**What needs to be done**.
All of the data should be output character for character, except the pictures.

______________________________

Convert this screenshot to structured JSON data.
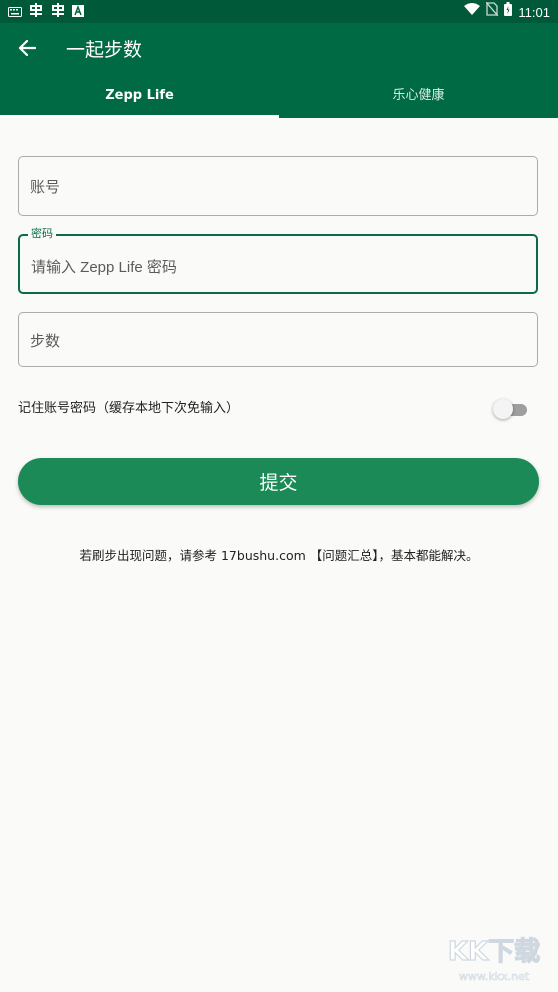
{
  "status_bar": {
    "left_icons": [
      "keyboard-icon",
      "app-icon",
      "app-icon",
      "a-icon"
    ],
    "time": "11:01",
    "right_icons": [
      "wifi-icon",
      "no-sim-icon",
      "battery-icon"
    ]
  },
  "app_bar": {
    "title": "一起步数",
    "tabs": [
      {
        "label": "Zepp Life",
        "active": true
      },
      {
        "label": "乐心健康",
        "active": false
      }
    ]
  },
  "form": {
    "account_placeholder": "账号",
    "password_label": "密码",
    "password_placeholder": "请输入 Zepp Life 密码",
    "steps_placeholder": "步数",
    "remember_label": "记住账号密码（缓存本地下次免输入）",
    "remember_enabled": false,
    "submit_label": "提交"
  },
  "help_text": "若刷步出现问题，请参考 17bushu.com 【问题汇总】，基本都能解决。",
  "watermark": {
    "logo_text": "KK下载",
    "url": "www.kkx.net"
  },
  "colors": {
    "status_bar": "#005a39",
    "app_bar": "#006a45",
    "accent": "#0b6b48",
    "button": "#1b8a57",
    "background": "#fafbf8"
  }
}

______________________________

**Written reply**.
Convert this screenshot to structured JSON data.
{
  "status_bar": {
    "left_icons": [
      "keyboard-icon",
      "app-icon",
      "app-icon",
      "a-icon"
    ],
    "time": "11:01",
    "right_icons": [
      "wifi-icon",
      "no-sim-icon",
      "battery-icon"
    ]
  },
  "app_bar": {
    "title": "一起步数",
    "tabs": [
      {
        "label": "Zepp Life",
        "active": true
      },
      {
        "label": "乐心健康",
        "active": false
      }
    ]
  },
  "form": {
    "account_placeholder": "账号",
    "password_label": "密码",
    "password_placeholder": "请输入 Zepp Life 密码",
    "steps_placeholder": "步数",
    "remember_label": "记住账号密码（缓存本地下次免输入）",
    "remember_enabled": false,
    "submit_label": "提交"
  },
  "help_text": "若刷步出现问题，请参考 17bushu.com 【问题汇总】，基本都能解决。",
  "watermark": {
    "logo_text": "KK下载",
    "url": "www.kkx.net"
  },
  "colors": {
    "status_bar": "#005a39",
    "app_bar": "#006a45",
    "accent": "#0b6b48",
    "button": "#1b8a57",
    "background": "#fafbf8"
  }
}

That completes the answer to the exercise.